* [Exercise requirements]:
Reproduce all of the data below line for line, without changing a single character.

* [Data to use]:

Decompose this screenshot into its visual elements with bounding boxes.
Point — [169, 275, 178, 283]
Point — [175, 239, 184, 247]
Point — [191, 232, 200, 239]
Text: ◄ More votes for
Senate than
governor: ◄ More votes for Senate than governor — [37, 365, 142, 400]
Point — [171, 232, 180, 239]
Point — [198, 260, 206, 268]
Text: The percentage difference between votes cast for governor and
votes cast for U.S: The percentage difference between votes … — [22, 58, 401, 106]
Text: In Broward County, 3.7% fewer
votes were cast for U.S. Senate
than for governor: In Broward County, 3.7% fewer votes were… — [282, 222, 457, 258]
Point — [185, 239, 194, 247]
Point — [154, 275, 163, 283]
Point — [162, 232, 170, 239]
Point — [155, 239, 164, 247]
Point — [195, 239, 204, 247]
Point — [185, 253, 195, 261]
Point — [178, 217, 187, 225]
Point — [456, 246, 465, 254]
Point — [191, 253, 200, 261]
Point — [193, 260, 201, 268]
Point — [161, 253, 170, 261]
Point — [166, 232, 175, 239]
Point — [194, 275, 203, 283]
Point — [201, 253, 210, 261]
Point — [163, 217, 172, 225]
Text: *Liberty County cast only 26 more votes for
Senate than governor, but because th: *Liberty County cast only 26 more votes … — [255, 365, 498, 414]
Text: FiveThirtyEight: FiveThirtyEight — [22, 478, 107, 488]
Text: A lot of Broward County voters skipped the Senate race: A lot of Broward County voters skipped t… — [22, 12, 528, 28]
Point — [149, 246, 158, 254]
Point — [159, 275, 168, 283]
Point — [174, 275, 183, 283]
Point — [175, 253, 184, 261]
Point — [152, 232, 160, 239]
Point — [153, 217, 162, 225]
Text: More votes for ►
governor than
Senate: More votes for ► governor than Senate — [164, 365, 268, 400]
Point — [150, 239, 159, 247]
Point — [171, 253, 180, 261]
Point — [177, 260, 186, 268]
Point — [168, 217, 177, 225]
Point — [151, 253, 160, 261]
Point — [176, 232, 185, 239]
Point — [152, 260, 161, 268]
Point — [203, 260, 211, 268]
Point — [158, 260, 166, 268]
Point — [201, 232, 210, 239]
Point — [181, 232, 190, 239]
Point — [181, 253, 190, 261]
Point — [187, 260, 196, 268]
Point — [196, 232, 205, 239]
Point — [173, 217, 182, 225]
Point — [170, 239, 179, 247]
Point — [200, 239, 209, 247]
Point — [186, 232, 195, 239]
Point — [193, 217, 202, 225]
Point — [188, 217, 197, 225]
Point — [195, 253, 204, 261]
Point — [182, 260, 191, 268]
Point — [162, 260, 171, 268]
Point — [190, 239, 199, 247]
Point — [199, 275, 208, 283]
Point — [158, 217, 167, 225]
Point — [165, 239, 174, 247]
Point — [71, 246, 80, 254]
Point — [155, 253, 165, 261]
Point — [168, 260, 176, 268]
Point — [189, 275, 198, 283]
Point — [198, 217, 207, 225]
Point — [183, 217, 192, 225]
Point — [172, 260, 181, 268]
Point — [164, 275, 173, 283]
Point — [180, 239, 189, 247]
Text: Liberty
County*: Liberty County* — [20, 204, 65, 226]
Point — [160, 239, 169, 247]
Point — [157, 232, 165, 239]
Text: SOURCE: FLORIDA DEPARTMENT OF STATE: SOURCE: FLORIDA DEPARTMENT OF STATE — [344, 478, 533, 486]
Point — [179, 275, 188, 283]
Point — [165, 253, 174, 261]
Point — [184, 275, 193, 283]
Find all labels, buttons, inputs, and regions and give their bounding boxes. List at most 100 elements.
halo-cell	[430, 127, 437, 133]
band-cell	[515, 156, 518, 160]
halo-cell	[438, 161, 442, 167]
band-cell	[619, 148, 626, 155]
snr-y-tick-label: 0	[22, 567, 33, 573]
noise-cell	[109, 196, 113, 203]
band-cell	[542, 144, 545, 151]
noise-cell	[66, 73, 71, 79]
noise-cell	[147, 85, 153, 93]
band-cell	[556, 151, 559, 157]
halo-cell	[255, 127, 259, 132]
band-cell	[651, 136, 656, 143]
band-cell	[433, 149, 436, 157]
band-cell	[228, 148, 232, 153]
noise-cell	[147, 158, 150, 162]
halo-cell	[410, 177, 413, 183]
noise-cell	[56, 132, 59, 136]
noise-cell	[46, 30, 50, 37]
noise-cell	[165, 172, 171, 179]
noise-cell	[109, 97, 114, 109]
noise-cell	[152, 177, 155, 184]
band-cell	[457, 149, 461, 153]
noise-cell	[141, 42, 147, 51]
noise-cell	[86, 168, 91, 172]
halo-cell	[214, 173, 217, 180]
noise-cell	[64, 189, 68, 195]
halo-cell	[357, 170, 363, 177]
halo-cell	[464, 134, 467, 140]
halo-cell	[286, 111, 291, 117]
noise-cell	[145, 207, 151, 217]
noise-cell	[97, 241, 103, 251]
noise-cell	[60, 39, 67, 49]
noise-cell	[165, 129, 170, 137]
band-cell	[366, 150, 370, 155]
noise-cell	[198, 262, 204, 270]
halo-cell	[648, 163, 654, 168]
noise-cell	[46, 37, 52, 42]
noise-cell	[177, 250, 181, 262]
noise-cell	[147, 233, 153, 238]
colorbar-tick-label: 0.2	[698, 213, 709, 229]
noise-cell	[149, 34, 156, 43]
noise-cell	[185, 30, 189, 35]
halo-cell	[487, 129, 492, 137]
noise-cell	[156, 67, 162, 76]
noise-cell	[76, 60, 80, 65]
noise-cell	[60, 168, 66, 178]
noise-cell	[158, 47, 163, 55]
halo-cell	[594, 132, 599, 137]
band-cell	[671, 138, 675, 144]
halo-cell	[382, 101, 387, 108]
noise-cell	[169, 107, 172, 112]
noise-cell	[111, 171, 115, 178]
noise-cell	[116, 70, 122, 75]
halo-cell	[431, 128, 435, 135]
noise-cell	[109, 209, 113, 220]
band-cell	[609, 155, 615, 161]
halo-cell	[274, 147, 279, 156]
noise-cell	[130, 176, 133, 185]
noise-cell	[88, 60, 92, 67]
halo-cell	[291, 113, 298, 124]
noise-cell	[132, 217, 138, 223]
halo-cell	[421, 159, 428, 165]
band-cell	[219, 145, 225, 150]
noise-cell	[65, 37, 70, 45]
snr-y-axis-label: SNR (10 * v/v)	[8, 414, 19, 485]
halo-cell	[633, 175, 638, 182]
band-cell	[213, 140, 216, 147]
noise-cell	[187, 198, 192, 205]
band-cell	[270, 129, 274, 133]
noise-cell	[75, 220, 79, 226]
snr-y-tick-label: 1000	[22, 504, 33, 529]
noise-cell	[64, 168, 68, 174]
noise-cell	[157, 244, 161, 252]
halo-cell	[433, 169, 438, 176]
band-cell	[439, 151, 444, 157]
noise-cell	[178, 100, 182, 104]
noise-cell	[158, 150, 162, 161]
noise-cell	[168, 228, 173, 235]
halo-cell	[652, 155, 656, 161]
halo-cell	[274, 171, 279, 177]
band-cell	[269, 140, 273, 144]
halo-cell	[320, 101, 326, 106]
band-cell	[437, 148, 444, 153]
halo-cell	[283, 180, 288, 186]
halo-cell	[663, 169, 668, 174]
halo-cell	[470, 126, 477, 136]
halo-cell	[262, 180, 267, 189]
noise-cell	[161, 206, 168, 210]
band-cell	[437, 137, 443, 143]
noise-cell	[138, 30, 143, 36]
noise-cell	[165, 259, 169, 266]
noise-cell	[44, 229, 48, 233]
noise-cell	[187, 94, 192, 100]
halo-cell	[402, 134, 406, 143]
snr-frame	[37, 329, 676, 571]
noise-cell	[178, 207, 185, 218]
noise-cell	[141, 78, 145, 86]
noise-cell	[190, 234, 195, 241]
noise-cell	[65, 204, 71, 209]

* [Solution]:
Decompose this screenshot into its visual elements with bounding boxes.
Point — [169, 275, 178, 283]
Point — [175, 239, 184, 247]
Point — [191, 232, 200, 239]
Text: ◄ More votes for
Senate than
governor: ◄ More votes for Senate than governor — [37, 365, 142, 400]
Point — [171, 232, 180, 239]
Point — [198, 260, 206, 268]
Text: The percentage difference between votes cast for governor and
votes cast for U.S: The percentage difference between votes … — [22, 58, 401, 106]
Text: In Broward County, 3.7% fewer
votes were cast for U.S. Senate
than for governor: In Broward County, 3.7% fewer votes were… — [282, 222, 457, 258]
Point — [185, 239, 194, 247]
Point — [154, 275, 163, 283]
Point — [162, 232, 170, 239]
Point — [155, 239, 164, 247]
Point — [195, 239, 204, 247]
Point — [185, 253, 195, 261]
Point — [178, 217, 187, 225]
Point — [456, 246, 465, 254]
Point — [191, 253, 200, 261]
Point — [193, 260, 201, 268]
Point — [161, 253, 170, 261]
Point — [166, 232, 175, 239]
Point — [194, 275, 203, 283]
Point — [201, 253, 210, 261]
Point — [163, 217, 172, 225]
Text: *Liberty County cast only 26 more votes for
Senate than governor, but because th: *Liberty County cast only 26 more votes … — [255, 365, 498, 414]
Text: FiveThirtyEight: FiveThirtyEight — [22, 478, 107, 488]
Text: A lot of Broward County voters skipped the Senate race: A lot of Broward County voters skipped t… — [22, 12, 528, 28]
Point — [149, 246, 158, 254]
Point — [159, 275, 168, 283]
Point — [174, 275, 183, 283]
Point — [175, 253, 184, 261]
Point — [152, 232, 160, 239]
Point — [153, 217, 162, 225]
Text: More votes for ►
governor than
Senate: More votes for ► governor than Senate — [164, 365, 268, 400]
Point — [150, 239, 159, 247]
Point — [171, 253, 180, 261]
Point — [177, 260, 186, 268]
Point — [168, 217, 177, 225]
Point — [151, 253, 160, 261]
Point — [176, 232, 185, 239]
Point — [152, 260, 161, 268]
Point — [203, 260, 211, 268]
Point — [158, 260, 166, 268]
Point — [201, 232, 210, 239]
Point — [181, 232, 190, 239]
Point — [181, 253, 190, 261]
Point — [187, 260, 196, 268]
Point — [196, 232, 205, 239]
Point — [173, 217, 182, 225]
Point — [170, 239, 179, 247]
Point — [200, 239, 209, 247]
Point — [186, 232, 195, 239]
Point — [193, 217, 202, 225]
Point — [188, 217, 197, 225]
Point — [195, 253, 204, 261]
Point — [182, 260, 191, 268]
Point — [162, 260, 171, 268]
Point — [190, 239, 199, 247]
Point — [199, 275, 208, 283]
Point — [158, 217, 167, 225]
Point — [165, 239, 174, 247]
Point — [71, 246, 80, 254]
Point — [155, 253, 165, 261]
Point — [168, 260, 176, 268]
Point — [189, 275, 198, 283]
Point — [198, 217, 207, 225]
Point — [183, 217, 192, 225]
Point — [172, 260, 181, 268]
Point — [164, 275, 173, 283]
Point — [180, 239, 189, 247]
Text: Liberty
County*: Liberty County* — [20, 204, 65, 226]
Point — [160, 239, 169, 247]
Point — [157, 232, 165, 239]
Text: SOURCE: FLORIDA DEPARTMENT OF STATE: SOURCE: FLORIDA DEPARTMENT OF STATE — [344, 478, 533, 486]
Point — [179, 275, 188, 283]
Point — [165, 253, 174, 261]
Point — [184, 275, 193, 283]
Find all labels, buttons, inputs, and regions and give their bounding boxes. List at most 100 elements.
halo-cell	[430, 127, 437, 133]
band-cell	[515, 156, 518, 160]
halo-cell	[438, 161, 442, 167]
band-cell	[619, 148, 626, 155]
snr-y-tick-label: 0	[22, 567, 33, 573]
noise-cell	[109, 196, 113, 203]
band-cell	[542, 144, 545, 151]
noise-cell	[66, 73, 71, 79]
noise-cell	[147, 85, 153, 93]
band-cell	[556, 151, 559, 157]
halo-cell	[255, 127, 259, 132]
band-cell	[651, 136, 656, 143]
band-cell	[433, 149, 436, 157]
band-cell	[228, 148, 232, 153]
noise-cell	[147, 158, 150, 162]
halo-cell	[410, 177, 413, 183]
noise-cell	[56, 132, 59, 136]
noise-cell	[46, 30, 50, 37]
noise-cell	[165, 172, 171, 179]
noise-cell	[109, 97, 114, 109]
noise-cell	[152, 177, 155, 184]
band-cell	[457, 149, 461, 153]
noise-cell	[141, 42, 147, 51]
noise-cell	[86, 168, 91, 172]
halo-cell	[214, 173, 217, 180]
noise-cell	[64, 189, 68, 195]
halo-cell	[357, 170, 363, 177]
halo-cell	[464, 134, 467, 140]
halo-cell	[286, 111, 291, 117]
noise-cell	[145, 207, 151, 217]
noise-cell	[97, 241, 103, 251]
noise-cell	[60, 39, 67, 49]
noise-cell	[165, 129, 170, 137]
band-cell	[366, 150, 370, 155]
noise-cell	[198, 262, 204, 270]
halo-cell	[648, 163, 654, 168]
noise-cell	[46, 37, 52, 42]
noise-cell	[177, 250, 181, 262]
noise-cell	[147, 233, 153, 238]
colorbar-tick-label: 0.2	[698, 213, 709, 229]
noise-cell	[149, 34, 156, 43]
noise-cell	[185, 30, 189, 35]
halo-cell	[487, 129, 492, 137]
noise-cell	[156, 67, 162, 76]
noise-cell	[76, 60, 80, 65]
noise-cell	[60, 168, 66, 178]
noise-cell	[158, 47, 163, 55]
halo-cell	[594, 132, 599, 137]
band-cell	[671, 138, 675, 144]
halo-cell	[382, 101, 387, 108]
noise-cell	[169, 107, 172, 112]
noise-cell	[111, 171, 115, 178]
noise-cell	[116, 70, 122, 75]
halo-cell	[431, 128, 435, 135]
noise-cell	[109, 209, 113, 220]
band-cell	[609, 155, 615, 161]
halo-cell	[274, 147, 279, 156]
noise-cell	[130, 176, 133, 185]
noise-cell	[88, 60, 92, 67]
halo-cell	[291, 113, 298, 124]
noise-cell	[132, 217, 138, 223]
halo-cell	[421, 159, 428, 165]
band-cell	[219, 145, 225, 150]
noise-cell	[65, 37, 70, 45]
snr-y-axis-label: SNR (10 * v/v)	[8, 414, 19, 485]
halo-cell	[633, 175, 638, 182]
band-cell	[213, 140, 216, 147]
noise-cell	[187, 198, 192, 205]
band-cell	[270, 129, 274, 133]
noise-cell	[75, 220, 79, 226]
snr-y-tick-label: 1000	[22, 504, 33, 529]
noise-cell	[64, 168, 68, 174]
noise-cell	[157, 244, 161, 252]
halo-cell	[433, 169, 438, 176]
band-cell	[439, 151, 444, 157]
noise-cell	[178, 100, 182, 104]
noise-cell	[158, 150, 162, 161]
noise-cell	[168, 228, 173, 235]
halo-cell	[652, 155, 656, 161]
halo-cell	[274, 171, 279, 177]
band-cell	[269, 140, 273, 144]
halo-cell	[320, 101, 326, 106]
band-cell	[437, 148, 444, 153]
halo-cell	[283, 180, 288, 186]
halo-cell	[663, 169, 668, 174]
halo-cell	[470, 126, 477, 136]
halo-cell	[262, 180, 267, 189]
noise-cell	[161, 206, 168, 210]
band-cell	[437, 137, 443, 143]
noise-cell	[138, 30, 143, 36]
noise-cell	[165, 259, 169, 266]
noise-cell	[44, 229, 48, 233]
noise-cell	[187, 94, 192, 100]
halo-cell	[402, 134, 406, 143]
snr-frame	[37, 329, 676, 571]
noise-cell	[178, 207, 185, 218]
noise-cell	[141, 78, 145, 86]
noise-cell	[190, 234, 195, 241]
noise-cell	[65, 204, 71, 209]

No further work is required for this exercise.